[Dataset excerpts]
════

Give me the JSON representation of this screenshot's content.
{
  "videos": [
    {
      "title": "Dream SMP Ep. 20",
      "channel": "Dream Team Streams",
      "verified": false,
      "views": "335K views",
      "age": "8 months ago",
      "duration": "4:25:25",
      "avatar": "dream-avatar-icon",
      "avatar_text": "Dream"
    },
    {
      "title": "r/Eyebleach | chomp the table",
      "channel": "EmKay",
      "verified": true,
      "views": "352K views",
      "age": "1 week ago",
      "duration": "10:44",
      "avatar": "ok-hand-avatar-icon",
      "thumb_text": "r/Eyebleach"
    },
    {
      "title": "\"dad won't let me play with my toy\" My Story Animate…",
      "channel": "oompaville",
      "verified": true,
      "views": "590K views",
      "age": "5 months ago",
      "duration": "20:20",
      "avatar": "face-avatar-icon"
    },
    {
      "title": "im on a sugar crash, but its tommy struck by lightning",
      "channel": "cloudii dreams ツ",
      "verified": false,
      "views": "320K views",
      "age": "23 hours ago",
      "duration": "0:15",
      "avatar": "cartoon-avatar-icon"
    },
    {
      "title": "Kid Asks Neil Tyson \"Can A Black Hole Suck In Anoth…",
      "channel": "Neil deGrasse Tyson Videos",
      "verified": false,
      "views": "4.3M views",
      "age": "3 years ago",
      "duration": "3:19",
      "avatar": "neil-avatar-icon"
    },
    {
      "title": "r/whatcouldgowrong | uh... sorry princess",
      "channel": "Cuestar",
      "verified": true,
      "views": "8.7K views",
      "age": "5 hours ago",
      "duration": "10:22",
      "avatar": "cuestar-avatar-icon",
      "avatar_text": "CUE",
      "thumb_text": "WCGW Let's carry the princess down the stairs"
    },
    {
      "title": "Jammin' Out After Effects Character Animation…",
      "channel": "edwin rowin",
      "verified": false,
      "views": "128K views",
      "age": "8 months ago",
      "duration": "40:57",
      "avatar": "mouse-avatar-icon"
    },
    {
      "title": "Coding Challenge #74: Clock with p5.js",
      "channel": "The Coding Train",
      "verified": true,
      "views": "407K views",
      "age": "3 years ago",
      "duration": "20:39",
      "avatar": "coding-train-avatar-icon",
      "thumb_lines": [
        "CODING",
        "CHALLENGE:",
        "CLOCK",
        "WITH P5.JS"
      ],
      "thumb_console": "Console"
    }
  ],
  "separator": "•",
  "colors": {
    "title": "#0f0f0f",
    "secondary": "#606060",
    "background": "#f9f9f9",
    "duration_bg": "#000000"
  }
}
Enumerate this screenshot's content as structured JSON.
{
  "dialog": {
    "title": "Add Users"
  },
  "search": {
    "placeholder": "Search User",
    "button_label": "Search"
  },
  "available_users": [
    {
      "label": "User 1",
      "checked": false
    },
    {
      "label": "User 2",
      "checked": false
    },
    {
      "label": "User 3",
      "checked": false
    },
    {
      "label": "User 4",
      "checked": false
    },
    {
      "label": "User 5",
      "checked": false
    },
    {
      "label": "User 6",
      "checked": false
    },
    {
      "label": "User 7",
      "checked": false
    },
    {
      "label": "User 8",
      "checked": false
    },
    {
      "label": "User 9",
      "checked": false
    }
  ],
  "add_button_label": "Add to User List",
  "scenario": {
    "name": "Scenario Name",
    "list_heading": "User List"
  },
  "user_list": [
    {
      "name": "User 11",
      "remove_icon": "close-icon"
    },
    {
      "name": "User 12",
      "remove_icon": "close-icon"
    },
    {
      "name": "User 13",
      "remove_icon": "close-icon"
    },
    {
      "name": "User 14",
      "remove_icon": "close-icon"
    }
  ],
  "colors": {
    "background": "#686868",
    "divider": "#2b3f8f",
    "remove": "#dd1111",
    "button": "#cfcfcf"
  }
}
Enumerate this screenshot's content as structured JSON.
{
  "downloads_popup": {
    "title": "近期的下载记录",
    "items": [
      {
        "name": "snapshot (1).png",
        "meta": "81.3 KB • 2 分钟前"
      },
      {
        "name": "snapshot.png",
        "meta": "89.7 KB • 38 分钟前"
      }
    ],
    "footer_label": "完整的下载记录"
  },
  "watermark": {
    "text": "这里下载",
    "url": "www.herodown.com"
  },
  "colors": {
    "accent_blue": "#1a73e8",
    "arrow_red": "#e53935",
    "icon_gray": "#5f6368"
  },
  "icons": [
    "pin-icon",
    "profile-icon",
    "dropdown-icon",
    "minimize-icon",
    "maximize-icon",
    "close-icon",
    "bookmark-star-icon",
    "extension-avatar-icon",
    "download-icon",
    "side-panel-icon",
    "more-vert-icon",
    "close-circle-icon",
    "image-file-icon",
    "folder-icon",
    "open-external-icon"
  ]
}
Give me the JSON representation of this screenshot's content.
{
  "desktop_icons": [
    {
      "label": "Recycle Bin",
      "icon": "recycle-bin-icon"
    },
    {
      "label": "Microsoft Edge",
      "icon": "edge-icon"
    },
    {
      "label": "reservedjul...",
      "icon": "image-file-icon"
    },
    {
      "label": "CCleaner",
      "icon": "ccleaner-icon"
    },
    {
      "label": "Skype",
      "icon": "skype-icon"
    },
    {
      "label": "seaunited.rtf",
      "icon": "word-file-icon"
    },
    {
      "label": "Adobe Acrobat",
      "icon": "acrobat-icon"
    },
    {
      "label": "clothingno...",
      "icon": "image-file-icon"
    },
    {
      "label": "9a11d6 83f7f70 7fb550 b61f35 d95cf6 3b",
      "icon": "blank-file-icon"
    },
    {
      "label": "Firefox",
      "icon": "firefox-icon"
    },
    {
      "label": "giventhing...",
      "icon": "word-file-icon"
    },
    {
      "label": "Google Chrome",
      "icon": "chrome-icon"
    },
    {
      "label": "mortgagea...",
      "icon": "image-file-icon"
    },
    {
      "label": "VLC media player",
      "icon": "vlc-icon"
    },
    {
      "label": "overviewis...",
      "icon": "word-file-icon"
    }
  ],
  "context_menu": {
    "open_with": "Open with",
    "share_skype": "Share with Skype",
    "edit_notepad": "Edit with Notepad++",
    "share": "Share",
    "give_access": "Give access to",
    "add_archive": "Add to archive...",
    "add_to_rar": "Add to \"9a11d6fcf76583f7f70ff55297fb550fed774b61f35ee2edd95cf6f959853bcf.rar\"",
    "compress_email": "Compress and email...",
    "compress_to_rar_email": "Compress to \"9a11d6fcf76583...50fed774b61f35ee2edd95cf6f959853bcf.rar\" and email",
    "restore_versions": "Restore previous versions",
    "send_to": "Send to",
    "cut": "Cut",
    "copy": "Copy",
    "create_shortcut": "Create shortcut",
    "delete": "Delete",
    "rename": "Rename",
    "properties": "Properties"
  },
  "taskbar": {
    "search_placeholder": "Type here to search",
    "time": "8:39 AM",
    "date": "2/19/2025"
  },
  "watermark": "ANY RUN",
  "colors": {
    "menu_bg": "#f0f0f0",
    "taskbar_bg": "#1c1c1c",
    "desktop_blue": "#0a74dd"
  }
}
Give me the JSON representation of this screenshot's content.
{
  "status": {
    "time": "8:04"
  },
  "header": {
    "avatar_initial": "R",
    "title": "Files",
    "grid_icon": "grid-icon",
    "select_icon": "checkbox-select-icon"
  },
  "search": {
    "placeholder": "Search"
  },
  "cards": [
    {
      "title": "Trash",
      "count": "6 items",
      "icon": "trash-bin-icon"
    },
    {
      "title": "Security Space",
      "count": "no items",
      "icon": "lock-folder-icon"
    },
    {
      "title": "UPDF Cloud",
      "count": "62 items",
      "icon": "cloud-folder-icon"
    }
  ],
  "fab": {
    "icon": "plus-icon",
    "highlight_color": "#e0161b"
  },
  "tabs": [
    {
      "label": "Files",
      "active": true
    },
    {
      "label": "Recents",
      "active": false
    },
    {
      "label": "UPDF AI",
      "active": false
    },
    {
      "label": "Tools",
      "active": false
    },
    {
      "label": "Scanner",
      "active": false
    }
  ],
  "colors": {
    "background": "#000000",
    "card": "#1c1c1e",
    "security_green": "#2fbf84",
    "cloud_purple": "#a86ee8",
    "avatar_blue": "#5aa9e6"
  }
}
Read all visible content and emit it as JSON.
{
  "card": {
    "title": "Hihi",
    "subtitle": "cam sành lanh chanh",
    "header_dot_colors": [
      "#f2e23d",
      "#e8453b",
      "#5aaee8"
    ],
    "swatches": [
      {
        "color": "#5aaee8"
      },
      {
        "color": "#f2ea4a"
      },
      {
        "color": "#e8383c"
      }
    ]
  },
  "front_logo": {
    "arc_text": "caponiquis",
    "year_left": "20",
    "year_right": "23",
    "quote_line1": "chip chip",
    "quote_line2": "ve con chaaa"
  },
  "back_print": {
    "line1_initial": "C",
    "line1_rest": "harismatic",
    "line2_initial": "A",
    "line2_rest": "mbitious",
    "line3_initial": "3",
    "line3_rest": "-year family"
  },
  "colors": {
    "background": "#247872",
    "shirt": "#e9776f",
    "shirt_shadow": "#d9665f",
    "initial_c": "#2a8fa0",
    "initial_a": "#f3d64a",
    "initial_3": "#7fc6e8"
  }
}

════

● Given instruction
Only those lines running from the one containing "Read all visible content and emit it as JSON." through the last line of the data above are to be copied, exactly, with both ends included.

● Response to this task
Read all visible content and emit it as JSON.
{
  "card": {
    "title": "Hihi",
    "subtitle": "cam sành lanh chanh",
    "header_dot_colors": [
      "#f2e23d",
      "#e8453b",
      "#5aaee8"
    ],
    "swatches": [
      {
        "color": "#5aaee8"
      },
      {
        "color": "#f2ea4a"
      },
      {
        "color": "#e8383c"
      }
    ]
  },
  "front_logo": {
    "arc_text": "caponiquis",
    "year_left": "20",
    "year_right": "23",
    "quote_line1": "chip chip",
    "quote_line2": "ve con chaaa"
  },
  "back_print": {
    "line1_initial": "C",
    "line1_rest": "harismatic",
    "line2_initial": "A",
    "line2_rest": "mbitious",
    "line3_initial": "3",
    "line3_rest": "-year family"
  },
  "colors": {
    "background": "#247872",
    "shirt": "#e9776f",
    "shirt_shadow": "#d9665f",
    "initial_c": "#2a8fa0",
    "initial_a": "#f3d64a",
    "initial_3": "#7fc6e8"
  }
}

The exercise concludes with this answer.